● **EXERCISE PROMPT**
From the entries below, list each line with "https".

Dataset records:

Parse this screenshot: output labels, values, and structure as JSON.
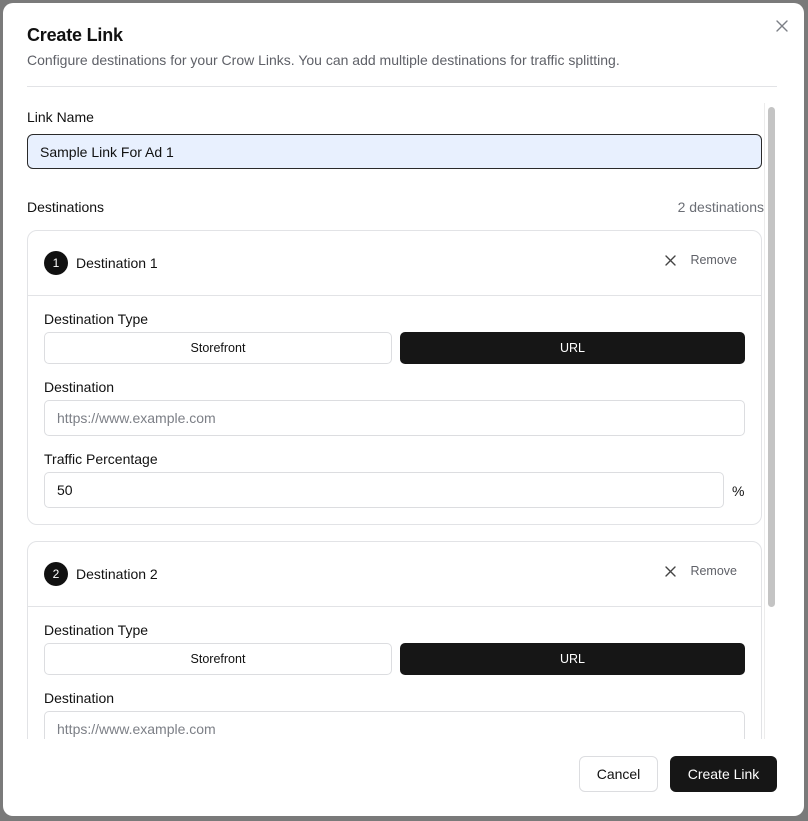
{
  "dialog": {
    "title": "Create Link",
    "subtitle": "Configure destinations for your Crow Links. You can add multiple destinations for traffic splitting.",
    "close_icon": "x-icon"
  },
  "form": {
    "link_name_label": "Link Name",
    "link_name_value": "Sample Link For Ad 1",
    "destinations_label": "Destinations",
    "destinations_count": "2 destinations"
  },
  "destinations": [
    {
      "number": "1",
      "title": "Destination 1",
      "remove_label": "Remove",
      "type_label": "Destination Type",
      "type_options": [
        "Storefront",
        "URL"
      ],
      "selected_type": "URL",
      "destination_label": "Destination",
      "destination_placeholder": "https://www.example.com",
      "traffic_label": "Traffic Percentage",
      "traffic_value": "50",
      "traffic_unit": "%"
    },
    {
      "number": "2",
      "title": "Destination 2",
      "remove_label": "Remove",
      "type_label": "Destination Type",
      "type_options": [
        "Storefront",
        "URL"
      ],
      "selected_type": "URL",
      "destination_label": "Destination",
      "destination_placeholder": "https://www.example.com"
    }
  ],
  "footer": {
    "cancel_label": "Cancel",
    "create_label": "Create Link"
  },
  "colors": {
    "primary": "#161616",
    "input_autofill": "#e8f0fe",
    "border": "#e2e3e6",
    "muted_text": "#5f6168"
  }
}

● **THE SOLUTION**
      "destination_placeholder": "https://www.example.com",
      "destination_placeholder": "https://www.example.com"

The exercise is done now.